▸ **THE EXERCISE**
All of the lines below are to be printed again exactly; images are excluded from the output.
**** EXTRACTED DATA ****
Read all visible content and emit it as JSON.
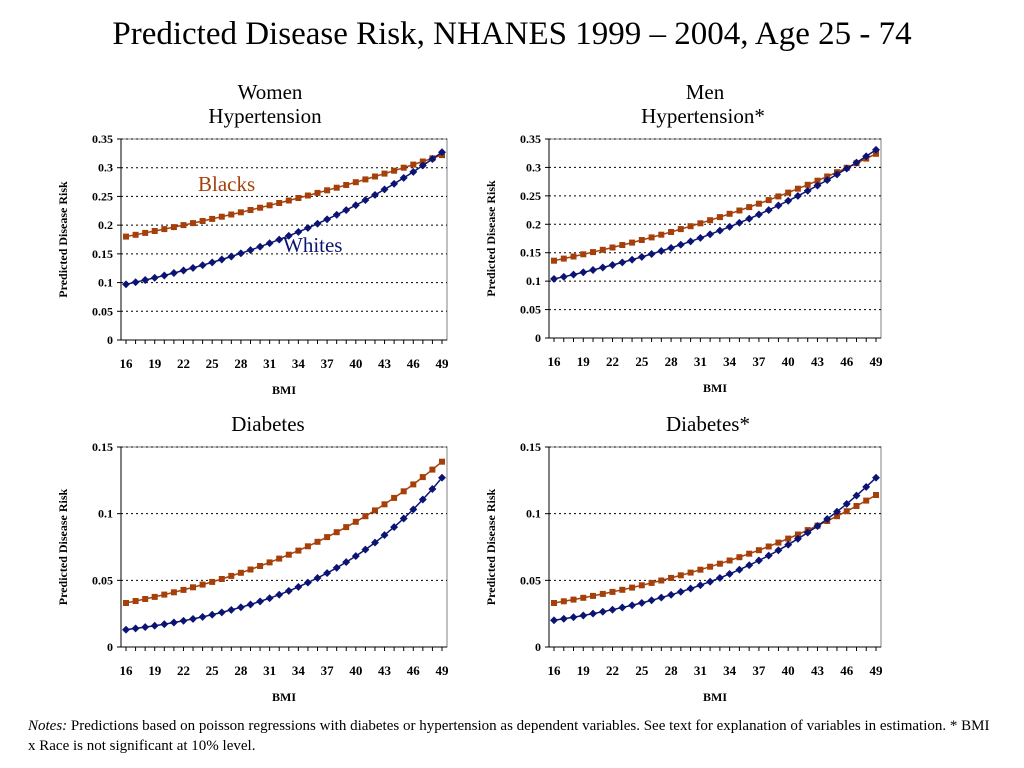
{
  "title": "Predicted Disease Risk, NHANES 1999 – 2004, Age 25 - 74",
  "headings": {
    "women": "Women",
    "men": "Men",
    "women_top": "Hypertension",
    "men_top": "Hypertension*",
    "women_bottom": "Diabetes",
    "men_bottom": "Diabetes*"
  },
  "series_colors": {
    "Blacks": "#A6400B",
    "Whites": "#0B1473"
  },
  "annotations": {
    "blacks": "Blacks",
    "whites": "Whites"
  },
  "notes": {
    "label": "Notes:",
    "text": " Predictions based on poisson regressions with diabetes or hypertension as dependent variables. See text for explanation of variables in estimation. * BMI x Race is not significant at 10% level."
  },
  "chart_data": [
    {
      "type": "line",
      "panel": "women-hypertension",
      "x_ticks": [
        16,
        19,
        22,
        25,
        28,
        31,
        34,
        37,
        40,
        43,
        46,
        49
      ],
      "y_ticks": [
        "0",
        "0.05",
        "0.1",
        "0.15",
        "0.2",
        "0.25",
        "0.3",
        "0.35"
      ],
      "ylim": [
        0,
        0.35
      ],
      "xlim": [
        16,
        49
      ],
      "xlabel": "BMI",
      "ylabel": "Predicted Disease Risk",
      "grid": "horizontal dotted",
      "series": [
        {
          "name": "Blacks",
          "start": 0.18,
          "end": 0.322
        },
        {
          "name": "Whites",
          "start": 0.097,
          "end": 0.327
        }
      ]
    },
    {
      "type": "line",
      "panel": "men-hypertension",
      "x_ticks": [
        16,
        19,
        22,
        25,
        28,
        31,
        34,
        37,
        40,
        43,
        46,
        49
      ],
      "y_ticks": [
        "0",
        "0.05",
        "0.1",
        "0.15",
        "0.2",
        "0.25",
        "0.3",
        "0.35"
      ],
      "ylim": [
        0,
        0.35
      ],
      "xlim": [
        16,
        49
      ],
      "xlabel": "BMI",
      "ylabel": "Predicted Disease Risk",
      "grid": "horizontal dotted",
      "series": [
        {
          "name": "Blacks",
          "start": 0.136,
          "end": 0.324
        },
        {
          "name": "Whites",
          "start": 0.104,
          "end": 0.331
        }
      ]
    },
    {
      "type": "line",
      "panel": "women-diabetes",
      "x_ticks": [
        16,
        19,
        22,
        25,
        28,
        31,
        34,
        37,
        40,
        43,
        46,
        49
      ],
      "y_ticks": [
        "0",
        "0.05",
        "0.1",
        "0.15"
      ],
      "ylim": [
        0,
        0.15
      ],
      "xlim": [
        16,
        49
      ],
      "xlabel": "BMI",
      "ylabel": "Predicted Disease Risk",
      "grid": "horizontal dotted",
      "series": [
        {
          "name": "Blacks",
          "start": 0.033,
          "end": 0.139
        },
        {
          "name": "Whites",
          "start": 0.013,
          "end": 0.127
        }
      ]
    },
    {
      "type": "line",
      "panel": "men-diabetes",
      "x_ticks": [
        16,
        19,
        22,
        25,
        28,
        31,
        34,
        37,
        40,
        43,
        46,
        49
      ],
      "y_ticks": [
        "0",
        "0.05",
        "0.1",
        "0.15"
      ],
      "ylim": [
        0,
        0.15
      ],
      "xlim": [
        16,
        49
      ],
      "xlabel": "BMI",
      "ylabel": "Predicted Disease Risk",
      "grid": "horizontal dotted",
      "series": [
        {
          "name": "Blacks",
          "start": 0.033,
          "end": 0.114
        },
        {
          "name": "Whites",
          "start": 0.02,
          "end": 0.127
        }
      ]
    }
  ]
}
****
▸ **FULL OUTPUT**
Read all visible content and emit it as JSON.
{
  "title": "Predicted Disease Risk, NHANES 1999 – 2004, Age 25 - 74",
  "headings": {
    "women": "Women",
    "men": "Men",
    "women_top": "Hypertension",
    "men_top": "Hypertension*",
    "women_bottom": "Diabetes",
    "men_bottom": "Diabetes*"
  },
  "series_colors": {
    "Blacks": "#A6400B",
    "Whites": "#0B1473"
  },
  "annotations": {
    "blacks": "Blacks",
    "whites": "Whites"
  },
  "notes": {
    "label": "Notes:",
    "text": " Predictions based on poisson regressions with diabetes or hypertension as dependent variables. See text for explanation of variables in estimation. * BMI x Race is not significant at 10% level."
  },
  "chart_data": [
    {
      "type": "line",
      "panel": "women-hypertension",
      "x_ticks": [
        16,
        19,
        22,
        25,
        28,
        31,
        34,
        37,
        40,
        43,
        46,
        49
      ],
      "y_ticks": [
        "0",
        "0.05",
        "0.1",
        "0.15",
        "0.2",
        "0.25",
        "0.3",
        "0.35"
      ],
      "ylim": [
        0,
        0.35
      ],
      "xlim": [
        16,
        49
      ],
      "xlabel": "BMI",
      "ylabel": "Predicted Disease Risk",
      "grid": "horizontal dotted",
      "series": [
        {
          "name": "Blacks",
          "start": 0.18,
          "end": 0.322
        },
        {
          "name": "Whites",
          "start": 0.097,
          "end": 0.327
        }
      ]
    },
    {
      "type": "line",
      "panel": "men-hypertension",
      "x_ticks": [
        16,
        19,
        22,
        25,
        28,
        31,
        34,
        37,
        40,
        43,
        46,
        49
      ],
      "y_ticks": [
        "0",
        "0.05",
        "0.1",
        "0.15",
        "0.2",
        "0.25",
        "0.3",
        "0.35"
      ],
      "ylim": [
        0,
        0.35
      ],
      "xlim": [
        16,
        49
      ],
      "xlabel": "BMI",
      "ylabel": "Predicted Disease Risk",
      "grid": "horizontal dotted",
      "series": [
        {
          "name": "Blacks",
          "start": 0.136,
          "end": 0.324
        },
        {
          "name": "Whites",
          "start": 0.104,
          "end": 0.331
        }
      ]
    },
    {
      "type": "line",
      "panel": "women-diabetes",
      "x_ticks": [
        16,
        19,
        22,
        25,
        28,
        31,
        34,
        37,
        40,
        43,
        46,
        49
      ],
      "y_ticks": [
        "0",
        "0.05",
        "0.1",
        "0.15"
      ],
      "ylim": [
        0,
        0.15
      ],
      "xlim": [
        16,
        49
      ],
      "xlabel": "BMI",
      "ylabel": "Predicted Disease Risk",
      "grid": "horizontal dotted",
      "series": [
        {
          "name": "Blacks",
          "start": 0.033,
          "end": 0.139
        },
        {
          "name": "Whites",
          "start": 0.013,
          "end": 0.127
        }
      ]
    },
    {
      "type": "line",
      "panel": "men-diabetes",
      "x_ticks": [
        16,
        19,
        22,
        25,
        28,
        31,
        34,
        37,
        40,
        43,
        46,
        49
      ],
      "y_ticks": [
        "0",
        "0.05",
        "0.1",
        "0.15"
      ],
      "ylim": [
        0,
        0.15
      ],
      "xlim": [
        16,
        49
      ],
      "xlabel": "BMI",
      "ylabel": "Predicted Disease Risk",
      "grid": "horizontal dotted",
      "series": [
        {
          "name": "Blacks",
          "start": 0.033,
          "end": 0.114
        },
        {
          "name": "Whites",
          "start": 0.02,
          "end": 0.127
        }
      ]
    }
  ]
}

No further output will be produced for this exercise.